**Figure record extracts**
--- START ---
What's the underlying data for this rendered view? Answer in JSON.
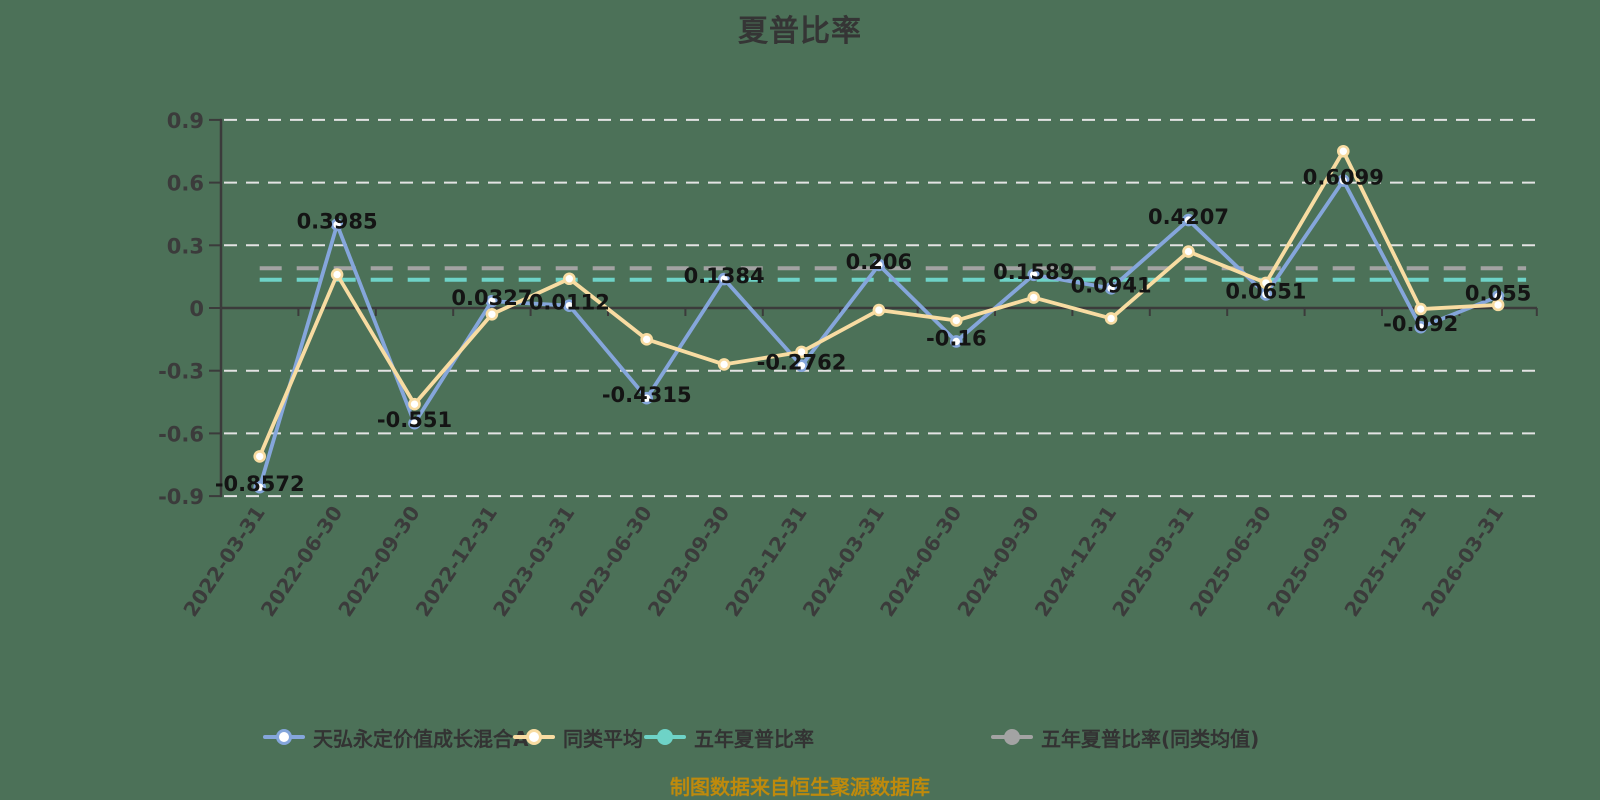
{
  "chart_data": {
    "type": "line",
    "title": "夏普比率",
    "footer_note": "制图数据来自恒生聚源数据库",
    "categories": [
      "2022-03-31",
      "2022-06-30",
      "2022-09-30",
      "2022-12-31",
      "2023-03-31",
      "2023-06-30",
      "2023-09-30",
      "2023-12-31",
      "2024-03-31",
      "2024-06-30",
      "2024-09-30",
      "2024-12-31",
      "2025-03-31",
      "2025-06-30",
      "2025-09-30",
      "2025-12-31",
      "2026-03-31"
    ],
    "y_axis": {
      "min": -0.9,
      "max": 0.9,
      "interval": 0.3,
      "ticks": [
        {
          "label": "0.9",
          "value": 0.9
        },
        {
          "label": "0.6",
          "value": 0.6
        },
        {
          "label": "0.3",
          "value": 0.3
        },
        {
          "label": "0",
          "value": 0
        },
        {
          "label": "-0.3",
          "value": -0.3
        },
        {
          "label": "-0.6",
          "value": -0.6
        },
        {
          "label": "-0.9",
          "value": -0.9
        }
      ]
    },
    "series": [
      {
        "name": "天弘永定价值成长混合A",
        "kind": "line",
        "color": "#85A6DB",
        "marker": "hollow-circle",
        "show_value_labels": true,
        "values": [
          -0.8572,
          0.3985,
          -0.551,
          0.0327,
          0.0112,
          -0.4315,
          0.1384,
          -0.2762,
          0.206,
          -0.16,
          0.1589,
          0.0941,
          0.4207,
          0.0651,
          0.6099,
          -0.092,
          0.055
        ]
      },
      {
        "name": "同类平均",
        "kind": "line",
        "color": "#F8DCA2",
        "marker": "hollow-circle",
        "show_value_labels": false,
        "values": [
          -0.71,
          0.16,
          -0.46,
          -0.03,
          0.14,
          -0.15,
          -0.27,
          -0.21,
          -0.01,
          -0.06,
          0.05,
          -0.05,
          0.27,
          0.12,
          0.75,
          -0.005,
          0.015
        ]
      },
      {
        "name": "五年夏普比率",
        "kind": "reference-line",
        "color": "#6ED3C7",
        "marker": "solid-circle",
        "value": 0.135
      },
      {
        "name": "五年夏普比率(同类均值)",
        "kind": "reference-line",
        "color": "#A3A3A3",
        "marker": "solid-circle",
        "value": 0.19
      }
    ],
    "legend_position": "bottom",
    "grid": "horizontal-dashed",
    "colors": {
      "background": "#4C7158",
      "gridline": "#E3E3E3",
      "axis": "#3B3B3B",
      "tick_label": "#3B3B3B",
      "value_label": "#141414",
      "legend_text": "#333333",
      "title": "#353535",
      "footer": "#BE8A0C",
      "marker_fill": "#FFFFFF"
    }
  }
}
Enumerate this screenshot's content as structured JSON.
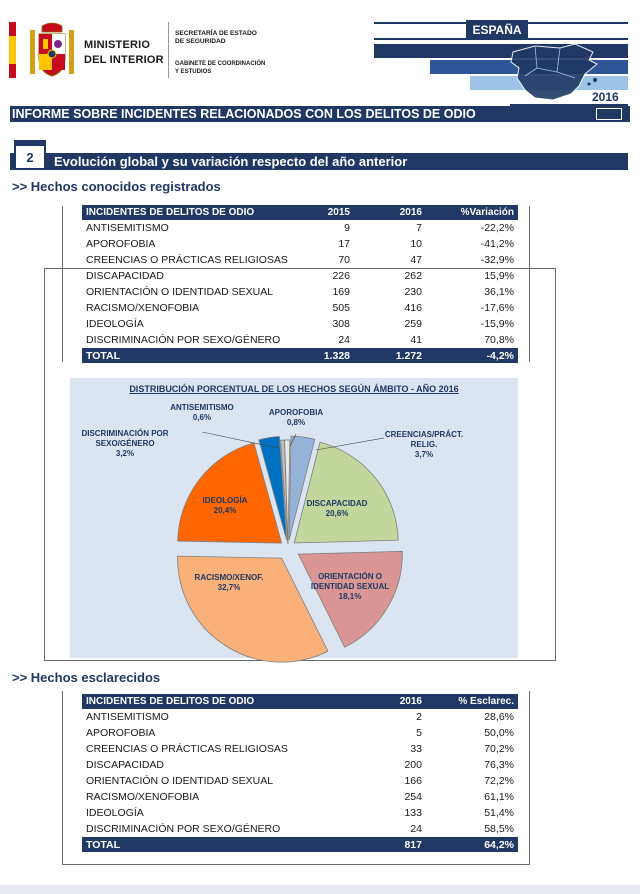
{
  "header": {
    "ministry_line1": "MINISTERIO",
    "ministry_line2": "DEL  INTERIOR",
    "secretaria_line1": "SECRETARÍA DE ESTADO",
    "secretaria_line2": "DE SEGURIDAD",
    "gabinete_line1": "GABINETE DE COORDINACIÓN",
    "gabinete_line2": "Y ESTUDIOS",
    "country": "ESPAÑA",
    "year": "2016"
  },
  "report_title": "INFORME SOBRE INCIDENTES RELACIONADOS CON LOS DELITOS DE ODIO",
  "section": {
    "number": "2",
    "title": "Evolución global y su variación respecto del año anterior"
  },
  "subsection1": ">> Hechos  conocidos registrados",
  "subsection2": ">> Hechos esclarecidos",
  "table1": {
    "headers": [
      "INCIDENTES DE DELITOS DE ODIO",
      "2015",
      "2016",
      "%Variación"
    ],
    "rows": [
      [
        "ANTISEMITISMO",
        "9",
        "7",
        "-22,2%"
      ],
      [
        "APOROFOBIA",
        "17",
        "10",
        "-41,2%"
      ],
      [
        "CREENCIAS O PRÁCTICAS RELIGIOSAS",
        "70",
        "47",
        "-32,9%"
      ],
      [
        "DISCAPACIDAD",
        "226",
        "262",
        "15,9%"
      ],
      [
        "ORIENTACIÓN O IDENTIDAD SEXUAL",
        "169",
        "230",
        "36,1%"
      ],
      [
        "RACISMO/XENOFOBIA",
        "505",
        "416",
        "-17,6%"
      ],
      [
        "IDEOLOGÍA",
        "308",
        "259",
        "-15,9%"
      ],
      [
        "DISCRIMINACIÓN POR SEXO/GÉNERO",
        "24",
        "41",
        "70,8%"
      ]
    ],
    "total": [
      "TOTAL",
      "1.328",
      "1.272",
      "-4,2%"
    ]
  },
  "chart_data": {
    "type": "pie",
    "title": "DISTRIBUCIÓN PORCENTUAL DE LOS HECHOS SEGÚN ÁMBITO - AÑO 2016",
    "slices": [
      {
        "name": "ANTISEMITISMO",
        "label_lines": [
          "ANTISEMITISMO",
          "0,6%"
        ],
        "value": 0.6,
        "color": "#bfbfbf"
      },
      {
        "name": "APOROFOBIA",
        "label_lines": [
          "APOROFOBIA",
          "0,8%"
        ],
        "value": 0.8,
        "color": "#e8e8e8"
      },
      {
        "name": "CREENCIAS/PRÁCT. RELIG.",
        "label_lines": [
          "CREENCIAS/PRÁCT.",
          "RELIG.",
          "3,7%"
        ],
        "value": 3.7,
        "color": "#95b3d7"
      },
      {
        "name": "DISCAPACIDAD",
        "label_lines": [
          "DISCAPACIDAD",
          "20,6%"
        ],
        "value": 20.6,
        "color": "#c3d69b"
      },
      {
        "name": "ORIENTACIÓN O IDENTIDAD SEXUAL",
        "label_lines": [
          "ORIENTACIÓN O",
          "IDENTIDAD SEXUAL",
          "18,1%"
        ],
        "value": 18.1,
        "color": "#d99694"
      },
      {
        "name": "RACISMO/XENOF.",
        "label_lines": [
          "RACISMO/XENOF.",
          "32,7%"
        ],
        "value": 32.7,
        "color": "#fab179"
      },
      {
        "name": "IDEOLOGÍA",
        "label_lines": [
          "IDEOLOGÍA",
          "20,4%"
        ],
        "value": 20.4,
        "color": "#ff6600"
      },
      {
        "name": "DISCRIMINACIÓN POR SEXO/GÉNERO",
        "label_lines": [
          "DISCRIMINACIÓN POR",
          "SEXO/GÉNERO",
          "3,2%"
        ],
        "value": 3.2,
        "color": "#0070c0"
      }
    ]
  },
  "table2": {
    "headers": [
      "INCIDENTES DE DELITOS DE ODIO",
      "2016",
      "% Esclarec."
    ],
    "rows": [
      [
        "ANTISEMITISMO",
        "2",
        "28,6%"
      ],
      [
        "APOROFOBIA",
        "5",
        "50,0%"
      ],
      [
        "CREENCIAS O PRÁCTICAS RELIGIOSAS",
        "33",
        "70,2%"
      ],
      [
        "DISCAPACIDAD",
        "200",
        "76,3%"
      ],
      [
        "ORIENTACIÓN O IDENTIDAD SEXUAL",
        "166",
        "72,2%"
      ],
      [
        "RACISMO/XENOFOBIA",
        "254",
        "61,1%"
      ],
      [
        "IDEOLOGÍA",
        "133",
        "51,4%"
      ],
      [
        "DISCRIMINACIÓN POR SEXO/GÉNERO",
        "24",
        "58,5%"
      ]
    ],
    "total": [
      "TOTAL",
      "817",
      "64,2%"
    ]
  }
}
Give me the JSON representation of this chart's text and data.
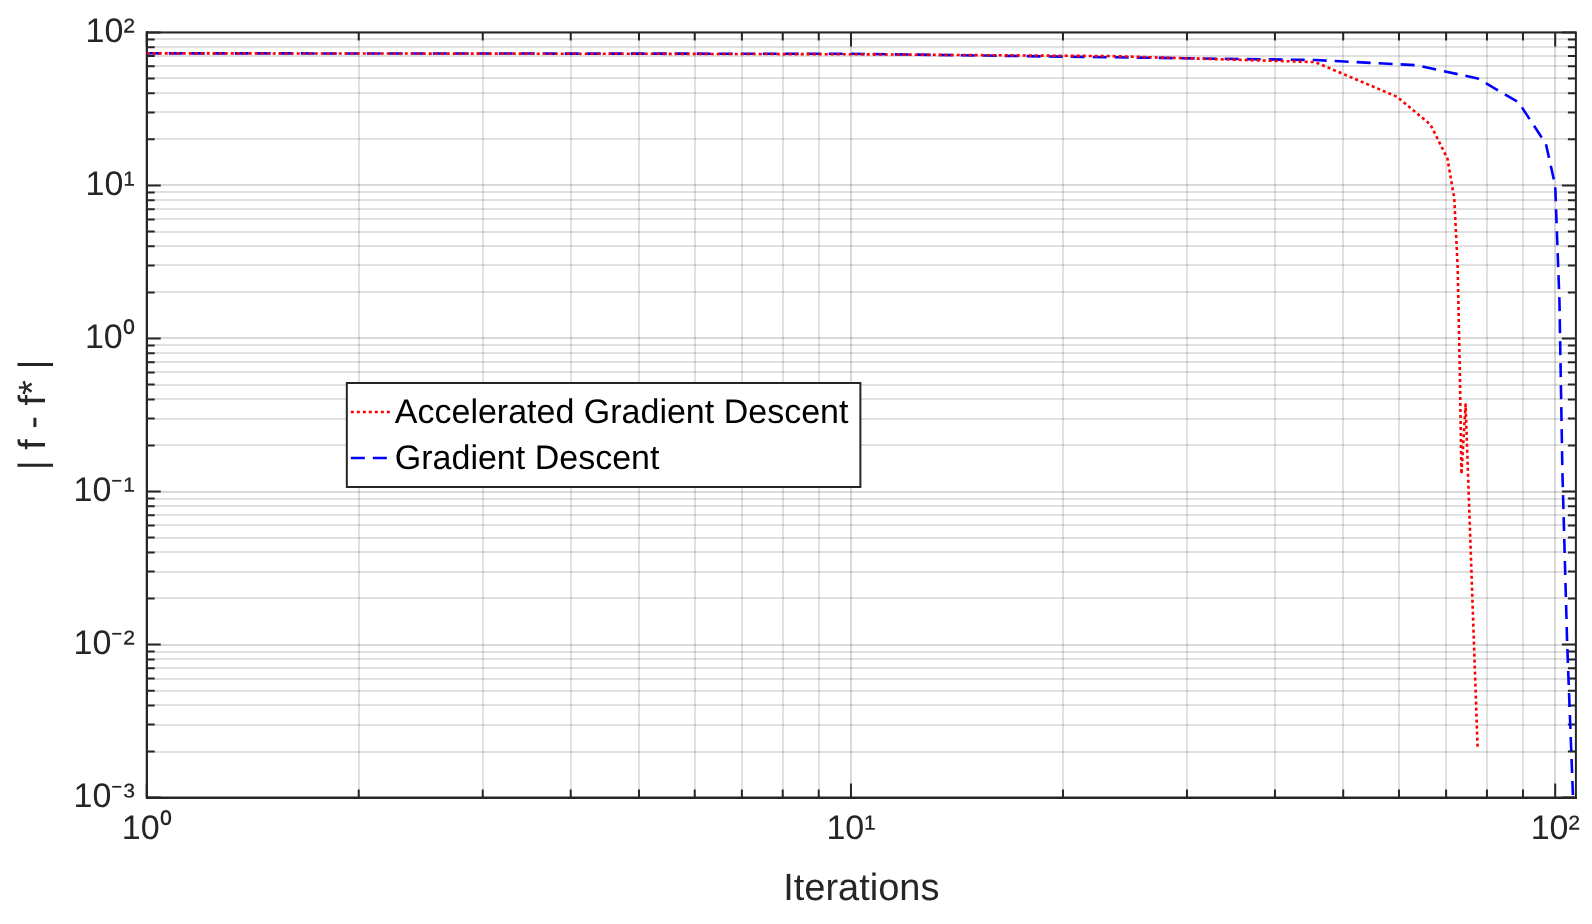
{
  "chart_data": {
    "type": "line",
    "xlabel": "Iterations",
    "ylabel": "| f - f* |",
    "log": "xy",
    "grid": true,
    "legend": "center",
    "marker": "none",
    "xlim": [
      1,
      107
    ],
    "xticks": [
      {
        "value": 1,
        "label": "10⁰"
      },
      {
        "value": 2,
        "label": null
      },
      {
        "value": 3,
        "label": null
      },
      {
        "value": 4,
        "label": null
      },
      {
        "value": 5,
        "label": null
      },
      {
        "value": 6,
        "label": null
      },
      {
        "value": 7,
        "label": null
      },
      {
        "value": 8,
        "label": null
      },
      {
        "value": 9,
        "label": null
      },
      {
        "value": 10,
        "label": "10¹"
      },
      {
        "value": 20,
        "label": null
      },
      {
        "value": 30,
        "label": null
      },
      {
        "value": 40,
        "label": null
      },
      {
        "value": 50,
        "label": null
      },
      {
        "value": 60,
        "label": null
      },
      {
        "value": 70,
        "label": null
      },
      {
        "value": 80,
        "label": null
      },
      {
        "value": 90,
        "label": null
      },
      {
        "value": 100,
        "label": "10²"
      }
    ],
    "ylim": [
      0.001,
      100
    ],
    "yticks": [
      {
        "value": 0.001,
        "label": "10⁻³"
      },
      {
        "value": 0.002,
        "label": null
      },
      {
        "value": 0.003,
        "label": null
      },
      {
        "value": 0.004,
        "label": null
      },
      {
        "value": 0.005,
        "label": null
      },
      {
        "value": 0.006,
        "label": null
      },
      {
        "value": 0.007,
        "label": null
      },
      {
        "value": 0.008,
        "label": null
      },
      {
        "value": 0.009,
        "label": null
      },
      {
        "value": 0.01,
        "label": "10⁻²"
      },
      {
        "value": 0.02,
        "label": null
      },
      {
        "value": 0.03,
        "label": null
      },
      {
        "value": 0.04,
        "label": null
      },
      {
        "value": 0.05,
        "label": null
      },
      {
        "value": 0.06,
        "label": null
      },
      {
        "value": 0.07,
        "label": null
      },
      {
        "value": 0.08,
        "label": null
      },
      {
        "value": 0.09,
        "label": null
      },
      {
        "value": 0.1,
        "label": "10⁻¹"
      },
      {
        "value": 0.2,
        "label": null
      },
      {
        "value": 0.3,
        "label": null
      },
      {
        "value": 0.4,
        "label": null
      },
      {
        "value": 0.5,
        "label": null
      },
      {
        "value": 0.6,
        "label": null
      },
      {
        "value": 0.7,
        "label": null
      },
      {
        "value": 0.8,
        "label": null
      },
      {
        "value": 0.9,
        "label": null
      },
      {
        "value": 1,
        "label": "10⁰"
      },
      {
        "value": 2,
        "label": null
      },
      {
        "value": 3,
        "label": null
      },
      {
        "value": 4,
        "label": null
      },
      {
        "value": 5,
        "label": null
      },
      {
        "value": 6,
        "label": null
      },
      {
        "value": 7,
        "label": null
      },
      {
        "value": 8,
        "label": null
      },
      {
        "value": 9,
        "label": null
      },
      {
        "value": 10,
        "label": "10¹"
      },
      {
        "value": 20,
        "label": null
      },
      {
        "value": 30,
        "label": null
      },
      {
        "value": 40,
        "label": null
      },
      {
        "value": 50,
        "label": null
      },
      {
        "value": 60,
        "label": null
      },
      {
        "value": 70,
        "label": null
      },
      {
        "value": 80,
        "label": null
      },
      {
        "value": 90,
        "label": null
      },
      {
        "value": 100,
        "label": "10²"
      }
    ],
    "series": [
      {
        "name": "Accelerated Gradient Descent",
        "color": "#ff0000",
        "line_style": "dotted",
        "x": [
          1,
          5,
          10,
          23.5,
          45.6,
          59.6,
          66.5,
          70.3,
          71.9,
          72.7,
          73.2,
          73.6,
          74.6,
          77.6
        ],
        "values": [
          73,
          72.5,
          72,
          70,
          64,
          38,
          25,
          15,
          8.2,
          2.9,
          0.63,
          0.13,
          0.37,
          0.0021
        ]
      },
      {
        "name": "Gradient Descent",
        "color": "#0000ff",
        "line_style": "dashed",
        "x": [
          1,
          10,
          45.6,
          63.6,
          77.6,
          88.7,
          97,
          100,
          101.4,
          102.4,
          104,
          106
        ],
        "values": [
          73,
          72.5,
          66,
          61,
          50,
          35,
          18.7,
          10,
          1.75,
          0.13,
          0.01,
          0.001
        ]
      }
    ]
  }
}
--- END ---
**Problem to work on**
Report only the number of lines that hold the string "DISCAPACIDAD" in this listing.

**The reply**
4